* BEGIN Records shown *
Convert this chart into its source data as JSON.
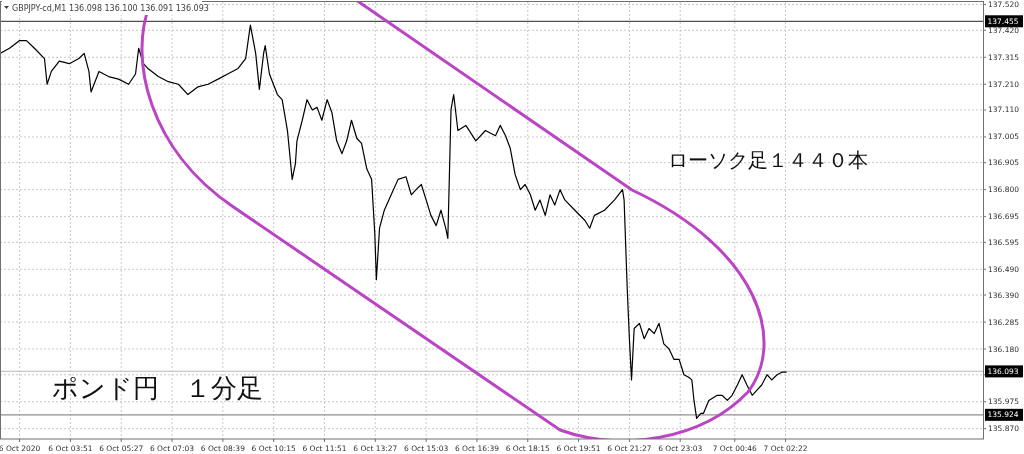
{
  "chart_data": {
    "type": "line",
    "title": "GBPJPY-cd,M1  136.098 136.100 136.091 136.093",
    "annotations": [
      "ローソク足１４４０本",
      "ポンド円　１分足"
    ],
    "x": [
      "2020-10-06T01:38",
      "2020-10-06T01:56",
      "2020-10-06T02:15",
      "2020-10-06T02:28",
      "2020-10-06T02:43",
      "2020-10-06T03:02",
      "2020-10-06T03:07",
      "2020-10-06T03:15",
      "2020-10-06T03:30",
      "2020-10-06T03:49",
      "2020-10-06T04:07",
      "2020-10-06T04:17",
      "2020-10-06T04:26",
      "2020-10-06T04:30",
      "2020-10-06T04:45",
      "2020-10-06T05:03",
      "2020-10-06T05:22",
      "2020-10-06T05:41",
      "2020-10-06T05:54",
      "2020-10-06T06:00",
      "2020-10-06T06:09",
      "2020-10-06T06:18",
      "2020-10-06T06:37",
      "2020-10-06T06:56",
      "2020-10-06T07:15",
      "2020-10-06T07:33",
      "2020-10-06T07:52",
      "2020-10-06T08:11",
      "2020-10-06T08:30",
      "2020-10-06T08:48",
      "2020-10-06T09:07",
      "2020-10-06T09:22",
      "2020-10-06T09:31",
      "2020-10-06T09:41",
      "2020-10-06T09:48",
      "2020-10-06T09:56",
      "2020-10-06T09:59",
      "2020-10-06T10:07",
      "2020-10-06T10:22",
      "2020-10-06T10:31",
      "2020-10-06T10:41",
      "2020-10-06T10:50",
      "2020-10-06T10:56",
      "2020-10-06T10:59",
      "2020-10-06T11:09",
      "2020-10-06T11:18",
      "2020-10-06T11:28",
      "2020-10-06T11:37",
      "2020-10-06T11:46",
      "2020-10-06T11:56",
      "2020-10-06T12:05",
      "2020-10-06T12:14",
      "2020-10-06T12:24",
      "2020-10-06T12:33",
      "2020-10-06T12:42",
      "2020-10-06T12:52",
      "2020-10-06T13:01",
      "2020-10-06T13:11",
      "2020-10-06T13:20",
      "2020-10-06T13:26",
      "2020-10-06T13:29",
      "2020-10-06T13:35",
      "2020-10-06T13:44",
      "2020-10-06T13:57",
      "2020-10-06T14:10",
      "2020-10-06T14:25",
      "2020-10-06T14:35",
      "2020-10-06T14:44",
      "2020-10-06T14:54",
      "2020-10-06T15:03",
      "2020-10-06T15:12",
      "2020-10-06T15:22",
      "2020-10-06T15:31",
      "2020-10-06T15:40",
      "2020-10-06T15:44",
      "2020-10-06T15:50",
      "2020-10-06T15:55",
      "2020-10-06T16:03",
      "2020-10-06T16:18",
      "2020-10-06T16:37",
      "2020-10-06T16:55",
      "2020-10-06T17:14",
      "2020-10-06T17:23",
      "2020-10-06T17:33",
      "2020-10-06T17:42",
      "2020-10-06T17:51",
      "2020-10-06T18:01",
      "2020-10-06T18:10",
      "2020-10-06T18:20",
      "2020-10-06T18:29",
      "2020-10-06T18:38",
      "2020-10-06T18:48",
      "2020-10-06T18:57",
      "2020-10-06T19:06",
      "2020-10-06T19:16",
      "2020-10-06T19:25",
      "2020-10-06T19:44",
      "2020-10-06T20:03",
      "2020-10-06T20:12",
      "2020-10-06T20:21",
      "2020-10-06T20:40",
      "2020-10-06T20:59",
      "2020-10-06T21:14",
      "2020-10-06T21:17",
      "2020-10-06T21:23",
      "2020-10-06T21:27",
      "2020-10-06T21:31",
      "2020-10-06T21:36",
      "2020-10-06T21:46",
      "2020-10-06T21:55",
      "2020-10-06T22:04",
      "2020-10-06T22:14",
      "2020-10-06T22:23",
      "2020-10-06T22:32",
      "2020-10-06T22:42",
      "2020-10-06T22:51",
      "2020-10-06T23:01",
      "2020-10-06T23:10",
      "2020-10-06T23:19",
      "2020-10-06T23:25",
      "2020-10-06T23:29",
      "2020-10-06T23:34",
      "2020-10-06T23:42",
      "2020-10-06T23:47",
      "2020-10-06T23:57",
      "2020-10-07T00:13",
      "2020-10-07T00:22",
      "2020-10-07T00:32",
      "2020-10-07T00:41",
      "2020-10-07T00:51",
      "2020-10-07T01:00",
      "2020-10-07T01:09",
      "2020-10-07T01:19",
      "2020-10-07T01:28",
      "2020-10-07T01:37",
      "2020-10-07T01:47",
      "2020-10-07T01:56",
      "2020-10-07T02:06",
      "2020-10-07T02:15",
      "2020-10-07T02:24"
    ],
    "series": [
      {
        "color": "#000000",
        "values": [
          137.33,
          137.35,
          137.38,
          137.38,
          137.35,
          137.31,
          137.21,
          137.26,
          137.3,
          137.29,
          137.31,
          137.33,
          137.26,
          137.18,
          137.26,
          137.24,
          137.23,
          137.21,
          137.25,
          137.35,
          137.29,
          137.27,
          137.24,
          137.22,
          137.21,
          137.17,
          137.2,
          137.21,
          137.23,
          137.25,
          137.27,
          137.31,
          137.44,
          137.33,
          137.19,
          137.33,
          137.36,
          137.25,
          137.17,
          137.15,
          137.03,
          136.84,
          136.9,
          136.99,
          137.07,
          137.15,
          137.11,
          137.12,
          137.07,
          137.15,
          137.1,
          136.99,
          136.94,
          136.99,
          137.07,
          137.0,
          136.98,
          136.88,
          136.84,
          136.63,
          136.45,
          136.65,
          136.72,
          136.78,
          136.84,
          136.85,
          136.78,
          136.8,
          136.82,
          136.76,
          136.7,
          136.66,
          136.72,
          136.65,
          136.61,
          137.11,
          137.17,
          137.03,
          137.05,
          136.99,
          137.03,
          137.01,
          137.05,
          137.01,
          136.96,
          136.86,
          136.8,
          136.82,
          136.78,
          136.72,
          136.76,
          136.7,
          136.78,
          136.74,
          136.8,
          136.76,
          136.72,
          136.68,
          136.65,
          136.7,
          136.72,
          136.76,
          136.8,
          136.76,
          136.41,
          136.22,
          136.06,
          136.26,
          136.28,
          136.22,
          136.26,
          136.24,
          136.28,
          136.2,
          136.18,
          136.14,
          136.14,
          136.08,
          136.07,
          136.06,
          135.98,
          135.91,
          135.93,
          135.93,
          135.98,
          136.0,
          136.0,
          135.98,
          136.0,
          136.04,
          136.08,
          136.04,
          136.0,
          136.02,
          136.04,
          136.08,
          136.06,
          136.08,
          136.09,
          136.09
        ]
      }
    ],
    "xlim": [
      "2020-10-06T01:38",
      "2020-10-07T08:35"
    ],
    "ylim": [
      135.83,
      137.53
    ],
    "xticks": [
      {
        "value": "2020-10-06T02:15",
        "label": "6 Oct 2020"
      },
      {
        "value": "2020-10-06T03:51",
        "label": "6 Oct 03:51"
      },
      {
        "value": "2020-10-06T05:27",
        "label": "6 Oct 05:27"
      },
      {
        "value": "2020-10-06T07:03",
        "label": "6 Oct 07:03"
      },
      {
        "value": "2020-10-06T08:39",
        "label": "6 Oct 08:39"
      },
      {
        "value": "2020-10-06T10:15",
        "label": "6 Oct 10:15"
      },
      {
        "value": "2020-10-06T11:51",
        "label": "6 Oct 11:51"
      },
      {
        "value": "2020-10-06T13:27",
        "label": "6 Oct 13:27"
      },
      {
        "value": "2020-10-06T15:03",
        "label": "6 Oct 15:03"
      },
      {
        "value": "2020-10-06T16:39",
        "label": "6 Oct 16:39"
      },
      {
        "value": "2020-10-06T18:15",
        "label": "6 Oct 18:15"
      },
      {
        "value": "2020-10-06T19:51",
        "label": "6 Oct 19:51"
      },
      {
        "value": "2020-10-06T21:27",
        "label": "6 Oct 21:27"
      },
      {
        "value": "2020-10-06T23:03",
        "label": "6 Oct 23:03"
      },
      {
        "value": "2020-10-07T00:46",
        "label": "7 Oct 00:46"
      },
      {
        "value": "2020-10-07T02:22",
        "label": "7 Oct 02:22"
      }
    ],
    "yticks": [
      {
        "value": 135.87,
        "label": "135.870"
      },
      {
        "value": 135.975,
        "label": "135.975"
      },
      {
        "value": 136.08,
        "label": null
      },
      {
        "value": 136.18,
        "label": "136.180"
      },
      {
        "value": 136.285,
        "label": "136.285"
      },
      {
        "value": 136.39,
        "label": "136.390"
      },
      {
        "value": 136.49,
        "label": "136.490"
      },
      {
        "value": 136.595,
        "label": "136.595"
      },
      {
        "value": 136.695,
        "label": "136.695"
      },
      {
        "value": 136.8,
        "label": "136.800"
      },
      {
        "value": 136.905,
        "label": "136.905"
      },
      {
        "value": 137.005,
        "label": "137.005"
      },
      {
        "value": 137.11,
        "label": "137.110"
      },
      {
        "value": 137.21,
        "label": "137.210"
      },
      {
        "value": 137.315,
        "label": "137.315"
      },
      {
        "value": 137.42,
        "label": "137.420"
      },
      {
        "value": 137.52,
        "label": "137.520"
      }
    ],
    "ref_lines": [
      {
        "axis": "y",
        "value": 137.455,
        "label": "137.455",
        "color": "#505050"
      },
      {
        "axis": "y",
        "value": 135.924,
        "label": "135.924",
        "color": "#909090"
      },
      {
        "axis": "y",
        "value": 136.093,
        "label": "136.093",
        "color": "#c8c8c8"
      }
    ],
    "grid": true,
    "marker": "none",
    "line_style": "solid"
  }
}
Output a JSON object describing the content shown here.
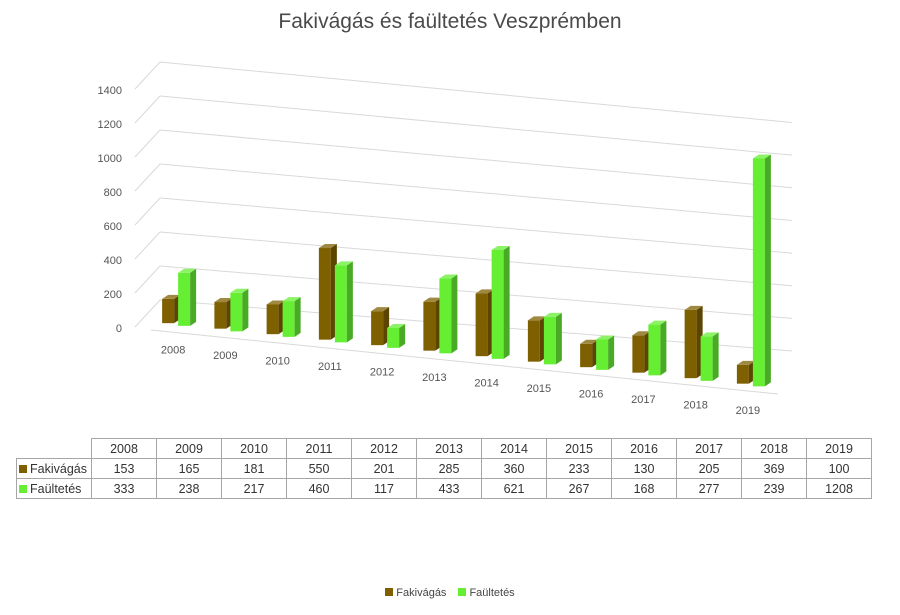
{
  "chart_data": {
    "type": "bar",
    "title": "Fakivágás és faültetés Veszprémben",
    "categories": [
      "2008",
      "2009",
      "2010",
      "2011",
      "2012",
      "2013",
      "2014",
      "2015",
      "2016",
      "2017",
      "2018",
      "2019"
    ],
    "series": [
      {
        "name": "Fakivágás",
        "color": "#7f6000",
        "values": [
          153,
          165,
          181,
          550,
          201,
          285,
          360,
          233,
          130,
          205,
          369,
          100
        ]
      },
      {
        "name": "Faültetés",
        "color": "#66ee33",
        "values": [
          333,
          238,
          217,
          460,
          117,
          433,
          621,
          267,
          168,
          277,
          239,
          1208
        ]
      }
    ],
    "yticks": [
      "0",
      "200",
      "400",
      "600",
      "800",
      "1000",
      "1200",
      "1400"
    ],
    "ylim": [
      0,
      1400
    ],
    "grid": true,
    "legend_position": "bottom",
    "data_table": true
  }
}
* END Records shown *
§ **What the exercise asks**:
Determine how many lines of the material include the string "title". Output only that count.

§ **Exercise result**:
2